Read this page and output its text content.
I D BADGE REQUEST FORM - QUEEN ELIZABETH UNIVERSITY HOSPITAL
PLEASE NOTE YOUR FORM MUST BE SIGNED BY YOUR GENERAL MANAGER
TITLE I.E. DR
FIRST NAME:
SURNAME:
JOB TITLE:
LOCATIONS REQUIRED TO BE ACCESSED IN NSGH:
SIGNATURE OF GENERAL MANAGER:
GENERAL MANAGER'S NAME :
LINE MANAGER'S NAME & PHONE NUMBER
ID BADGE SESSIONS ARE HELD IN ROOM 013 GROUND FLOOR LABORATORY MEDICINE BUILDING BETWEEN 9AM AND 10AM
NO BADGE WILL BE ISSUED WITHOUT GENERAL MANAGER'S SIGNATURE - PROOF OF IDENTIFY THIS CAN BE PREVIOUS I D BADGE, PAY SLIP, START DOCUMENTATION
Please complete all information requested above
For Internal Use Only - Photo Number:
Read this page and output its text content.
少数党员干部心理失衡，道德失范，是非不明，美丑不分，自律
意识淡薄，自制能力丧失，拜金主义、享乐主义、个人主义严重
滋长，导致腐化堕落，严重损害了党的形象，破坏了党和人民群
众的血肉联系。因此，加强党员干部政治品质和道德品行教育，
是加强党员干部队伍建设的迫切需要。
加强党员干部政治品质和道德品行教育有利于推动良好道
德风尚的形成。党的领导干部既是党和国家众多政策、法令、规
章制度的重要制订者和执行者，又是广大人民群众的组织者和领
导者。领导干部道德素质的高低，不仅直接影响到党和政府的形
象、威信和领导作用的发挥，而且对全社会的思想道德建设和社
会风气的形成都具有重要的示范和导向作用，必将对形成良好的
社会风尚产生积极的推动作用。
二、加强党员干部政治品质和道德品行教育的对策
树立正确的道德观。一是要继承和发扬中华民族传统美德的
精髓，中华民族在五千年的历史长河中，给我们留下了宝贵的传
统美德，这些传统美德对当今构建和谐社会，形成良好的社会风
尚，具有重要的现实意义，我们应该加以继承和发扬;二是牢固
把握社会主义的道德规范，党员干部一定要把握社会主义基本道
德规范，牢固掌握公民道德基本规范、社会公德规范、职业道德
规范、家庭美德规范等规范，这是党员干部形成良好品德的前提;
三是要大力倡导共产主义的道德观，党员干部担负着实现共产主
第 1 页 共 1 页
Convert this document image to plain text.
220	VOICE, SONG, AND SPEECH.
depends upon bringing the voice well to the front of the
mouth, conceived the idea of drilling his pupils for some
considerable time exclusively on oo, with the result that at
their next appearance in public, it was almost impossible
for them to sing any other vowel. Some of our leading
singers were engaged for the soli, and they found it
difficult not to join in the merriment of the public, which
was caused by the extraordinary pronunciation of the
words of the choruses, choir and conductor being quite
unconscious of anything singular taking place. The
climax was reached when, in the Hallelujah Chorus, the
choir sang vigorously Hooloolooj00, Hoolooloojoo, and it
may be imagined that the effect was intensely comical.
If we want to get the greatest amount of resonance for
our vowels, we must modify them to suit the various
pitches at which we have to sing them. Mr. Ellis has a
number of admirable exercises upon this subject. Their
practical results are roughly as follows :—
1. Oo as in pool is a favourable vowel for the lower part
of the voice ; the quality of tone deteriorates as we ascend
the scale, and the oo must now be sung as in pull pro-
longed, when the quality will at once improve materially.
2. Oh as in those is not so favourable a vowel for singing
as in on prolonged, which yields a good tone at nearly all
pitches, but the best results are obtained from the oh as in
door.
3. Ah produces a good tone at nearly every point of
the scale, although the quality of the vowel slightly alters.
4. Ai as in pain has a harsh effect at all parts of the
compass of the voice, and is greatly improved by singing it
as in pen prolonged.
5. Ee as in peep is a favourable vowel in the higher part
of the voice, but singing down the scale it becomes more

++++++++++

Copy each line of the data exactly, leaving nothing out.

Read this page and output its text content.
I D BADGE REQUEST FORM - QUEEN ELIZABETH UNIVERSITY HOSPITAL
PLEASE NOTE YOUR FORM MUST BE SIGNED BY YOUR GENERAL MANAGER
TITLE I.E. DR
FIRST NAME:
SURNAME:
JOB TITLE:
LOCATIONS REQUIRED TO BE ACCESSED IN NSGH:
SIGNATURE OF GENERAL MANAGER:
GENERAL MANAGER'S NAME :
LINE MANAGER'S NAME & PHONE NUMBER
ID BADGE SESSIONS ARE HELD IN ROOM 013 GROUND FLOOR LABORATORY MEDICINE BUILDING BETWEEN 9AM AND 10AM
NO BADGE WILL BE ISSUED WITHOUT GENERAL MANAGER'S SIGNATURE - PROOF OF IDENTIFY THIS CAN BE PREVIOUS I D BADGE, PAY SLIP, START DOCUMENTATION
Please complete all information requested above
For Internal Use Only - Photo Number:
Read this page and output its text content.
少数党员干部心理失衡，道德失范，是非不明，美丑不分，自律
意识淡薄，自制能力丧失，拜金主义、享乐主义、个人主义严重
滋长，导致腐化堕落，严重损害了党的形象，破坏了党和人民群
众的血肉联系。因此，加强党员干部政治品质和道德品行教育，
是加强党员干部队伍建设的迫切需要。
加强党员干部政治品质和道德品行教育有利于推动良好道
德风尚的形成。党的领导干部既是党和国家众多政策、法令、规
章制度的重要制订者和执行者，又是广大人民群众的组织者和领
导者。领导干部道德素质的高低，不仅直接影响到党和政府的形
象、威信和领导作用的发挥，而且对全社会的思想道德建设和社
会风气的形成都具有重要的示范和导向作用，必将对形成良好的
社会风尚产生积极的推动作用。
二、加强党员干部政治品质和道德品行教育的对策
树立正确的道德观。一是要继承和发扬中华民族传统美德的
精髓，中华民族在五千年的历史长河中，给我们留下了宝贵的传
统美德，这些传统美德对当今构建和谐社会，形成良好的社会风
尚，具有重要的现实意义，我们应该加以继承和发扬;二是牢固
把握社会主义的道德规范，党员干部一定要把握社会主义基本道
德规范，牢固掌握公民道德基本规范、社会公德规范、职业道德
规范、家庭美德规范等规范，这是党员干部形成良好品德的前提;
三是要大力倡导共产主义的道德观，党员干部担负着实现共产主
第 1 页 共 1 页
Convert this document image to plain text.
220	VOICE, SONG, AND SPEECH.
depends upon bringing the voice well to the front of the
mouth, conceived the idea of drilling his pupils for some
considerable time exclusively on oo, with the result that at
their next appearance in public, it was almost impossible
for them to sing any other vowel. Some of our leading
singers were engaged for the soli, and they found it
difficult not to join in the merriment of the public, which
was caused by the extraordinary pronunciation of the
words of the choruses, choir and conductor being quite
unconscious of anything singular taking place. The
climax was reached when, in the Hallelujah Chorus, the
choir sang vigorously Hooloolooj00, Hoolooloojoo, and it
may be imagined that the effect was intensely comical.
If we want to get the greatest amount of resonance for
our vowels, we must modify them to suit the various
pitches at which we have to sing them. Mr. Ellis has a
number of admirable exercises upon this subject. Their
practical results are roughly as follows :—
1. Oo as in pool is a favourable vowel for the lower part
of the voice ; the quality of tone deteriorates as we ascend
the scale, and the oo must now be sung as in pull pro-
longed, when the quality will at once improve materially.
2. Oh as in those is not so favourable a vowel for singing
as in on prolonged, which yields a good tone at nearly all
pitches, but the best results are obtained from the oh as in
door.
3. Ah produces a good tone at nearly every point of
the scale, although the quality of the vowel slightly alters.
4. Ai as in pain has a harsh effect at all parts of the
compass of the voice, and is greatly improved by singing it
as in pen prolonged.
5. Ee as in peep is a favourable vowel in the higher part
of the voice, but singing down the scale it becomes more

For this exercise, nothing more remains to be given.